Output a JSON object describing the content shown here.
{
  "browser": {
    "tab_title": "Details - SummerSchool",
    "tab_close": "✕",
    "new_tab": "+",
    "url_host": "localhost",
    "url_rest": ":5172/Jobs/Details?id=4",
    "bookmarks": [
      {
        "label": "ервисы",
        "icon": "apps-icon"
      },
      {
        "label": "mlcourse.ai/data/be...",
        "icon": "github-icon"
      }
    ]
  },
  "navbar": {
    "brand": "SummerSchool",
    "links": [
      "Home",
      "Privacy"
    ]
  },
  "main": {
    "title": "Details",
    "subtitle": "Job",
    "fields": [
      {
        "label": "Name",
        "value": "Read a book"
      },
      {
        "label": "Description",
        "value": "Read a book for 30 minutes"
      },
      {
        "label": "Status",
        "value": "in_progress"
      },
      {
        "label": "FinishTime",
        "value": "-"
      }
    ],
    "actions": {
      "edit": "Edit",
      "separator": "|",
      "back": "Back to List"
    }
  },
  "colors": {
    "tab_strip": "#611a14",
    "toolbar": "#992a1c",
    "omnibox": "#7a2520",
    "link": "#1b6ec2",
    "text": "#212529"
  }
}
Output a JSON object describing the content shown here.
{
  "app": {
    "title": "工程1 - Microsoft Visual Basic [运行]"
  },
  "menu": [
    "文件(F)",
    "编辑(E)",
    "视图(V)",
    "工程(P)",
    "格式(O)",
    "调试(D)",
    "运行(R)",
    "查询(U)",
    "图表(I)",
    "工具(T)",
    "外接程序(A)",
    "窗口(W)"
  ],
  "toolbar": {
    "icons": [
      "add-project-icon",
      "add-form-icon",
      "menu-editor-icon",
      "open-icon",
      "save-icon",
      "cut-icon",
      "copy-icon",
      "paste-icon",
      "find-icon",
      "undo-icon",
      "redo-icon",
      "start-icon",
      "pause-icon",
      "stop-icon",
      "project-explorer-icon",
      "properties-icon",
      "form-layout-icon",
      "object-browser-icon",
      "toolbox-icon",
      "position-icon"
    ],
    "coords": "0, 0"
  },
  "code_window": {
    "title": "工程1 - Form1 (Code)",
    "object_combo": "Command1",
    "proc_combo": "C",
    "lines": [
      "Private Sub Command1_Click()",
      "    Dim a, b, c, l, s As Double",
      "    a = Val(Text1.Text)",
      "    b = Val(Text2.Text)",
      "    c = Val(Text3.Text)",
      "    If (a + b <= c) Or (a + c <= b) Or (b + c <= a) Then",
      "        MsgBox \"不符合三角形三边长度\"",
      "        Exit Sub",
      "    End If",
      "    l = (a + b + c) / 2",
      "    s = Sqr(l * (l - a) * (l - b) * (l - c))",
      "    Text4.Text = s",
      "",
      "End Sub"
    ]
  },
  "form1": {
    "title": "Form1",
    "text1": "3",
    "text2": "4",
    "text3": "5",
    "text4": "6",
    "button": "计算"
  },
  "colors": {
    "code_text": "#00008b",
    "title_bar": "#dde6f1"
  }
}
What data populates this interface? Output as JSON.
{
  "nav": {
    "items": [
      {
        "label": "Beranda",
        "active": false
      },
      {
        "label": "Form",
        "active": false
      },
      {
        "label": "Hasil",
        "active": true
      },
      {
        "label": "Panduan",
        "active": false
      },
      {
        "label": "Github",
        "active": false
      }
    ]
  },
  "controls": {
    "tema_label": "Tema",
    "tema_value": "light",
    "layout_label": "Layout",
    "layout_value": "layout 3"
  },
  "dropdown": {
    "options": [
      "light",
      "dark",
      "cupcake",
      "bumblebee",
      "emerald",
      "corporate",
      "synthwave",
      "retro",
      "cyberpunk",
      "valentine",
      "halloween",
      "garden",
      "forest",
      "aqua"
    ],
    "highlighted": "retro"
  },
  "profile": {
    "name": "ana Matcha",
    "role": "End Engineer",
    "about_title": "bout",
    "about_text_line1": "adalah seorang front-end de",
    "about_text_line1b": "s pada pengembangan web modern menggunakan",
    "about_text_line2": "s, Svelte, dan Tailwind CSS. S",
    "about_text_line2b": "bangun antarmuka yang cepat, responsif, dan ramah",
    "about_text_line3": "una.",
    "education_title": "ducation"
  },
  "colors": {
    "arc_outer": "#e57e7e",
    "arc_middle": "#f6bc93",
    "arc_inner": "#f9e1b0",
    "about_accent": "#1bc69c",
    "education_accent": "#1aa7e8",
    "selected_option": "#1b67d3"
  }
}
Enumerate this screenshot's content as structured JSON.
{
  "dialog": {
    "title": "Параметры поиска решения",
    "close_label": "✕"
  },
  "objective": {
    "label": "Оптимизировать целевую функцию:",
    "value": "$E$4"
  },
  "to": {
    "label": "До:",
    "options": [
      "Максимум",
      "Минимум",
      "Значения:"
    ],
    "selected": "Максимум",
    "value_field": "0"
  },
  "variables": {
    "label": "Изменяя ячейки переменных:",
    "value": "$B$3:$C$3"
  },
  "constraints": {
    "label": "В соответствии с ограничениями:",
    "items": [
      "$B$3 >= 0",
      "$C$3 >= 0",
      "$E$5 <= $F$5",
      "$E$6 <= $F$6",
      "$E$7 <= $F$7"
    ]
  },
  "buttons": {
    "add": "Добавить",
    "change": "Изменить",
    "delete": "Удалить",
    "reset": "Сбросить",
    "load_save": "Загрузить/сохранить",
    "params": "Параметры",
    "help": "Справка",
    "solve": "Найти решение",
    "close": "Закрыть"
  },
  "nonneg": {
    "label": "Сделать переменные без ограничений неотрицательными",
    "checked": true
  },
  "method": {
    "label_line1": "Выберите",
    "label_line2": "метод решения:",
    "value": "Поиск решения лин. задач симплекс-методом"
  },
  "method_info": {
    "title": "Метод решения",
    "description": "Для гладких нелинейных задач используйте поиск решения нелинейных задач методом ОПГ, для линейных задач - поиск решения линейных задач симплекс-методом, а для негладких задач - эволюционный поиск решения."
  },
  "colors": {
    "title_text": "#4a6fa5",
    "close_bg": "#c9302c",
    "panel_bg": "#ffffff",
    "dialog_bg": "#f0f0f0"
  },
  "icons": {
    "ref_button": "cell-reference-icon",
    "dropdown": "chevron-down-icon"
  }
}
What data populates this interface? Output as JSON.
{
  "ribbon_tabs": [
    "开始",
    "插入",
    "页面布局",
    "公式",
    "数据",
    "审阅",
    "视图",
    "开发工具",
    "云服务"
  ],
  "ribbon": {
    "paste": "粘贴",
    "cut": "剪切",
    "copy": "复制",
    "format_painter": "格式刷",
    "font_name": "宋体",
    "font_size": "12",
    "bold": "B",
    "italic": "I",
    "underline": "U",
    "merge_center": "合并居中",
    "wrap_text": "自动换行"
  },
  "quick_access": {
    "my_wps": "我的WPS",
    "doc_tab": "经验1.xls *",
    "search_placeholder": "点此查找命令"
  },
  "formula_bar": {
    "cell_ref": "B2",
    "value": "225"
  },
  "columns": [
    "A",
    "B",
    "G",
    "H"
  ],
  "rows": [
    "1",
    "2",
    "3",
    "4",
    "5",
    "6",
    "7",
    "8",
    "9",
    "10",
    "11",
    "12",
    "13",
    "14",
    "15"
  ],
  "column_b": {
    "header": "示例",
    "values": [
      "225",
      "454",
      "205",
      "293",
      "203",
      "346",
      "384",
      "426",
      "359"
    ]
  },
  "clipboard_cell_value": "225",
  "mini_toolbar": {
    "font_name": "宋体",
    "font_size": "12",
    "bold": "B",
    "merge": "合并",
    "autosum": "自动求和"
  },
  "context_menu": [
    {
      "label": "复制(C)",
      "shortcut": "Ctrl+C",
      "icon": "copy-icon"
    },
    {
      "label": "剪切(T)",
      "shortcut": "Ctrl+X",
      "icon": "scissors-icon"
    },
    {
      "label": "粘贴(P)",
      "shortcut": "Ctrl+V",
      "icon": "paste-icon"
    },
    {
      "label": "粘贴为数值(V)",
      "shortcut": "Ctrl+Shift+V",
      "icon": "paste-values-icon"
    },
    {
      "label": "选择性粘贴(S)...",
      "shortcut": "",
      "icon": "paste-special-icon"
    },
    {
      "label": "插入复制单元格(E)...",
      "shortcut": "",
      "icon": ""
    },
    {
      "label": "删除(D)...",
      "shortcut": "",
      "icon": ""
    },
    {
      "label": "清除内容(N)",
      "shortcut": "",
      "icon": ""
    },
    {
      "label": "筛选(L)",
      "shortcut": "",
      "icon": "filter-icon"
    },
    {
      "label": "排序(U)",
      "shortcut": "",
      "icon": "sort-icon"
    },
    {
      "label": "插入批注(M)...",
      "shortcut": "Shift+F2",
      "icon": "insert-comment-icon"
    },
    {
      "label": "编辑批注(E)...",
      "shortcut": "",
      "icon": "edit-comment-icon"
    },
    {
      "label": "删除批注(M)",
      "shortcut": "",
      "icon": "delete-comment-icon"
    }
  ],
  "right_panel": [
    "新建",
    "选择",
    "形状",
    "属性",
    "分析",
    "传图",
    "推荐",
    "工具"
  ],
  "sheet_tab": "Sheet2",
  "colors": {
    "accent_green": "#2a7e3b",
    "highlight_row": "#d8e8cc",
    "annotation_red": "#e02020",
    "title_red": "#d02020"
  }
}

___

> _The exercise_
From the listing above, copy out each line where the word "project" appears.

> _Result for this exercise_
      "add-project-icon",
      "project-explorer-icon",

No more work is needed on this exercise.